* Work instructions *
Print the entries below word for word; the pictures stay out of your copy.

* Working data *
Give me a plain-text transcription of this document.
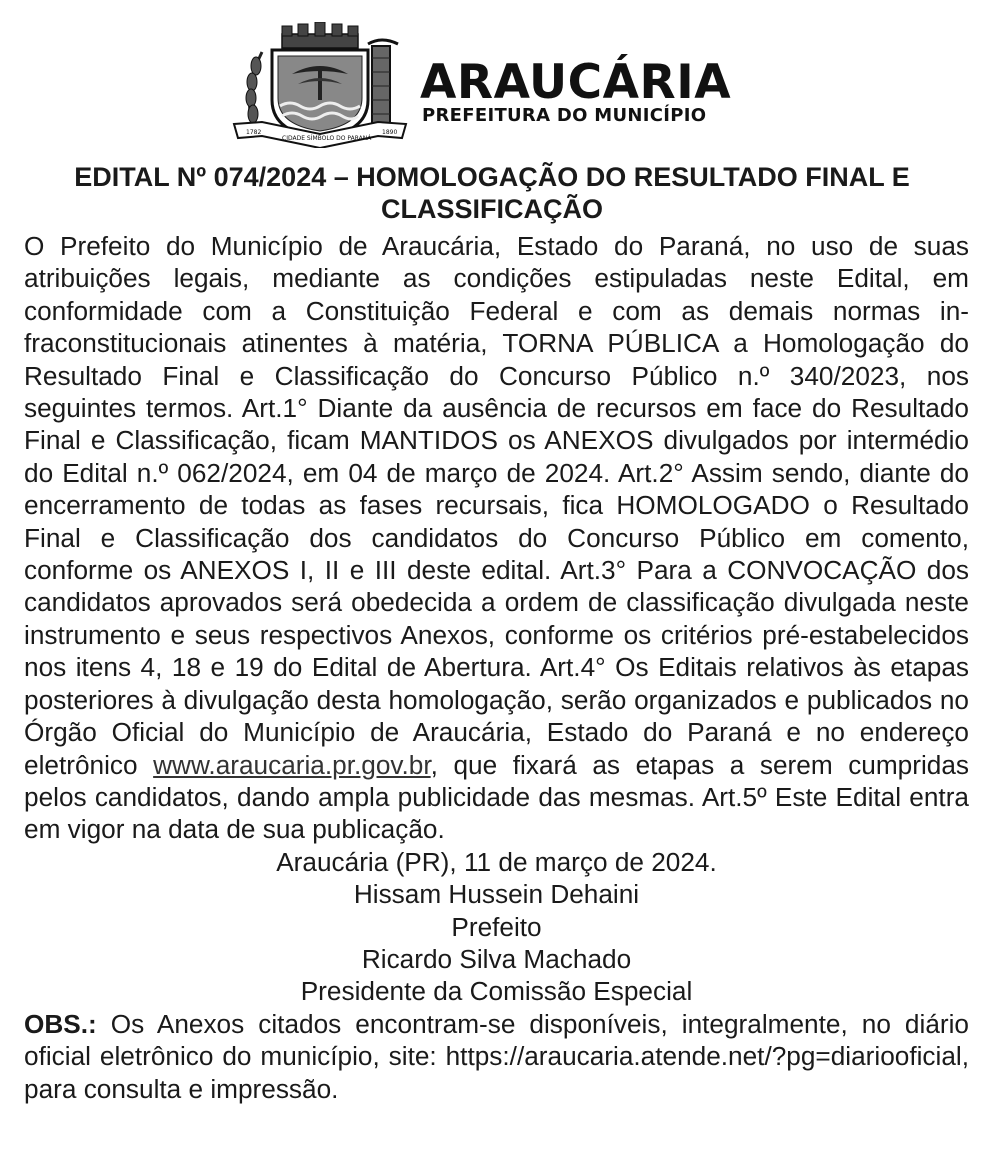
1782
CIDADE SÍMBOLO DO PARANÁ
1890

ARAUCÁRIA

PREFEITURA DO MUNICÍPIO

EDITAL Nº 074/2024 – HOMOLOGAÇÃO DO RESULTADO FINAL E CLASSIFICAÇÃO

O Prefeito do Município de Araucária, Estado do Paraná, no uso de suas atribuições legais, mediante as condições estipuladas neste Edital, em conformidade com a Constituição Federal e com as demais normas infraconstitucionais atinentes à matéria, TORNA PÚBLICA a Homologação do Resultado Final e Classificação do Concurso Público n.º 340/2023, nos seguintes termos. Art.1° Diante da ausência de recursos em face do Resultado Final e Classificação, ficam MANTIDOS os ANEXOS divulgados por intermédio do Edital n.º 062/2024, em 04 de março de 2024. Art.2° Assim sendo, diante do encerramento de todas as fases recursais, fica HOMOLOGADO o Resultado Final e Classificação dos candidatos do Concurso Público em comento, conforme os ANEXOS I, II e III deste edital. Art.3° Para a CONVOCAÇÃO dos candidatos aprovados será obedecida a ordem de classificação divulgada neste instrumento e seus respectivos Anexos, conforme os critérios pré-estabelecidos nos itens 4, 18 e 19 do Edital de Abertura. Art.4° Os Editais relativos às etapas posteriores à divulgação desta homologação, serão organizados e publicados no Órgão Oficial do Município de Araucária, Estado do Paraná e no endereço eletrônico www.araucaria.pr.gov.br, que fixará as etapas a serem cumpridas pelos candidatos, dando ampla publicidade das mesmas. Art.5º Este Edital entra em vigor na data de sua publicação.

Araucária (PR), 11 de março de 2024.

Hissam Hussein Dehaini

Prefeito

Ricardo Silva Machado

Presidente da Comissão Especial

OBS.: Os Anexos citados encontram-se disponíveis, integralmente, no diário oficial eletrônico do município, site: https://araucaria.atende.net/?pg=diariooficial, para consulta e impressão.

* Full response *
Give me a plain-text transcription of this document.
1782
CIDADE SÍMBOLO DO PARANÁ
1890

ARAUCÁRIA

PREFEITURA DO MUNICÍPIO

EDITAL Nº 074/2024 – HOMOLOGAÇÃO DO RESULTADO FINAL E CLASSIFICAÇÃO

O Prefeito do Município de Araucária, Estado do Paraná, no uso de suas atribuições legais, mediante as condições estipuladas neste Edital, em conformidade com a Constituição Federal e com as demais normas infraconstitucionais atinentes à matéria, TORNA PÚBLICA a Homologação do Resultado Final e Classificação do Concurso Público n.º 340/2023, nos seguintes termos. Art.1° Diante da ausência de recursos em face do Resultado Final e Classificação, ficam MANTIDOS os ANEXOS divulgados por intermédio do Edital n.º 062/2024, em 04 de março de 2024. Art.2° Assim sendo, diante do encerramento de todas as fases recursais, fica HOMOLOGADO o Resultado Final e Classificação dos candidatos do Concurso Público em comento, conforme os ANEXOS I, II e III deste edital. Art.3° Para a CONVOCAÇÃO dos candidatos aprovados será obedecida a ordem de classificação divulgada neste instrumento e seus respectivos Anexos, conforme os critérios pré-estabelecidos nos itens 4, 18 e 19 do Edital de Abertura. Art.4° Os Editais relativos às etapas posteriores à divulgação desta homologação, serão organizados e publicados no Órgão Oficial do Município de Araucária, Estado do Paraná e no endereço eletrônico www.araucaria.pr.gov.br, que fixará as etapas a serem cumpridas pelos candidatos, dando ampla publicidade das mesmas. Art.5º Este Edital entra em vigor na data de sua publicação.

Araucária (PR), 11 de março de 2024.

Hissam Hussein Dehaini

Prefeito

Ricardo Silva Machado

Presidente da Comissão Especial

OBS.: Os Anexos citados encontram-se disponíveis, integralmente, no diário oficial eletrônico do município, site: https://araucaria.atende.net/?pg=diariooficial, para consulta e impressão.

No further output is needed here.